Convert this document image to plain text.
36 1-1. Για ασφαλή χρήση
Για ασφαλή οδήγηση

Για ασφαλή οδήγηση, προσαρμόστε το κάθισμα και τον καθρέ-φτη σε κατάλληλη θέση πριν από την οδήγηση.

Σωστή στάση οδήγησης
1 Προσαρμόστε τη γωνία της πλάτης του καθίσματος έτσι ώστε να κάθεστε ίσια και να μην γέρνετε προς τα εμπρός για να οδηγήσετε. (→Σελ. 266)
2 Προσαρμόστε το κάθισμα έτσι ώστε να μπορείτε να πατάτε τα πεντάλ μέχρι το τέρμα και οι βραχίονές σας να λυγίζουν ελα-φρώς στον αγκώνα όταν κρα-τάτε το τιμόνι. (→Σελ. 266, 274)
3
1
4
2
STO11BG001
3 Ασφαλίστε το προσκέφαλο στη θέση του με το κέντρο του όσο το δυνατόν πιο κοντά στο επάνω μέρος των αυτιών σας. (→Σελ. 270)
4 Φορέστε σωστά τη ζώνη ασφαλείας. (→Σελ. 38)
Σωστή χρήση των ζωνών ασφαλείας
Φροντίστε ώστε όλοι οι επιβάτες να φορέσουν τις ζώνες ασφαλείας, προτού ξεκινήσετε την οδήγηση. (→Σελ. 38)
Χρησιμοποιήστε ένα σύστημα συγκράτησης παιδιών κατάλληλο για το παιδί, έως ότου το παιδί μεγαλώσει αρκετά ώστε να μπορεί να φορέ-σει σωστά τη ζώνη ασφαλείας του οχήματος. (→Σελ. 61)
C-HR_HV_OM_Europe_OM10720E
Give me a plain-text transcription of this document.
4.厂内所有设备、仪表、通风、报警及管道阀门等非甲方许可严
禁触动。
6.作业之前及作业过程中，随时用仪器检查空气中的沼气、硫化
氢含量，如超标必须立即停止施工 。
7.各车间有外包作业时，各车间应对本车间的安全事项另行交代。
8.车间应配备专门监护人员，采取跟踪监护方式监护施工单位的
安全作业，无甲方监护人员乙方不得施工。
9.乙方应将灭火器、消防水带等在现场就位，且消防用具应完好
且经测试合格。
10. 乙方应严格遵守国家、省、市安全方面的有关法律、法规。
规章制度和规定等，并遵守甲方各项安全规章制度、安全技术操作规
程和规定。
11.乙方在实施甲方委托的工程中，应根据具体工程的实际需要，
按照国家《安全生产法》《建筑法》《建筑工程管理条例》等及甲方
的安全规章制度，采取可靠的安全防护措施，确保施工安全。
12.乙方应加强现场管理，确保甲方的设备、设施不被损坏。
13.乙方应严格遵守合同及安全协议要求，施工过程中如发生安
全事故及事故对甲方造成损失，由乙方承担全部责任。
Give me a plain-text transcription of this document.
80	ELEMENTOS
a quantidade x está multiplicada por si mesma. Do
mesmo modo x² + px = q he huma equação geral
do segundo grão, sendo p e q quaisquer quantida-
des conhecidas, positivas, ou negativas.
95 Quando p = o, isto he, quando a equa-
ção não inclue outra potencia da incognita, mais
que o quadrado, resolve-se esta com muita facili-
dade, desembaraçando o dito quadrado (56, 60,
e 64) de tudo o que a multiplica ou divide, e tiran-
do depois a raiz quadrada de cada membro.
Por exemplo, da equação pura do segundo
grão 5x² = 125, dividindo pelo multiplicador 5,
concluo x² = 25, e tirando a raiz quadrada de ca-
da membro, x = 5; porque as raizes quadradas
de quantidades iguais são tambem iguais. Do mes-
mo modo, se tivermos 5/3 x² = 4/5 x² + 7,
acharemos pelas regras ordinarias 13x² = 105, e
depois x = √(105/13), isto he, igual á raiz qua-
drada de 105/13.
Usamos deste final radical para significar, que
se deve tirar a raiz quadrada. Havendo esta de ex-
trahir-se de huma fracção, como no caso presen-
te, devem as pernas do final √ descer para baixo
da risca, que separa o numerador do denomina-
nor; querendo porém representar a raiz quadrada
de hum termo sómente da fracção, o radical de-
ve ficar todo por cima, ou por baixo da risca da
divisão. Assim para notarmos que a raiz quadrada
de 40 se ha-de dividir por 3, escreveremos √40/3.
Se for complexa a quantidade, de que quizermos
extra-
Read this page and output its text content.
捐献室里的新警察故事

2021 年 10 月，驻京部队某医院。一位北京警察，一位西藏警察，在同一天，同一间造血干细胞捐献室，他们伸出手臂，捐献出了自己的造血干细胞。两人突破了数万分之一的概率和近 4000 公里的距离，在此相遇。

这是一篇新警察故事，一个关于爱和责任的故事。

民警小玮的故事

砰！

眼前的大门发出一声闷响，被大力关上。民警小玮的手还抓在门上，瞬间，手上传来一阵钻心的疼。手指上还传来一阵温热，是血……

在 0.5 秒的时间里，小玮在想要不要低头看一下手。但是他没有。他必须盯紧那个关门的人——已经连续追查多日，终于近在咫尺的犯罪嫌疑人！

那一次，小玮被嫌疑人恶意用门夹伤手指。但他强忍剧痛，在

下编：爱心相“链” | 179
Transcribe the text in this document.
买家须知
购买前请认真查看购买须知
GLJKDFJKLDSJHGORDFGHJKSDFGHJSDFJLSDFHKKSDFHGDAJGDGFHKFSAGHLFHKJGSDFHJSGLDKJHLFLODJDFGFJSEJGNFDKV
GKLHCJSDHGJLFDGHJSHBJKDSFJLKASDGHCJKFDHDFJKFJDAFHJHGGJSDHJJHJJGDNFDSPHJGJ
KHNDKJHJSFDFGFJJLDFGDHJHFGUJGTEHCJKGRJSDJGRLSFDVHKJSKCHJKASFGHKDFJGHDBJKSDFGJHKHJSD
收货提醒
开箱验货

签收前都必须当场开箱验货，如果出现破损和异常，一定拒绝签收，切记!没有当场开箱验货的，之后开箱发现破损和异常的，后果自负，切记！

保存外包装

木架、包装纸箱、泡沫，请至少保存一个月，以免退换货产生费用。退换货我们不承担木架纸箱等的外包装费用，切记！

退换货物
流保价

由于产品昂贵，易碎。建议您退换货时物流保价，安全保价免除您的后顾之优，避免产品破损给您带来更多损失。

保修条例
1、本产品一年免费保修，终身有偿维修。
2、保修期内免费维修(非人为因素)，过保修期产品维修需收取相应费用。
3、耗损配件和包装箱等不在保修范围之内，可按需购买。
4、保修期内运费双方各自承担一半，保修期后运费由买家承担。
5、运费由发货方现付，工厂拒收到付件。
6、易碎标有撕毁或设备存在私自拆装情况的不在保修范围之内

SET PROBLEM: Of all the lines above, how many contain the word "ασφαλείας"? Answer with only the number.

EXERCISE ANSWER: 4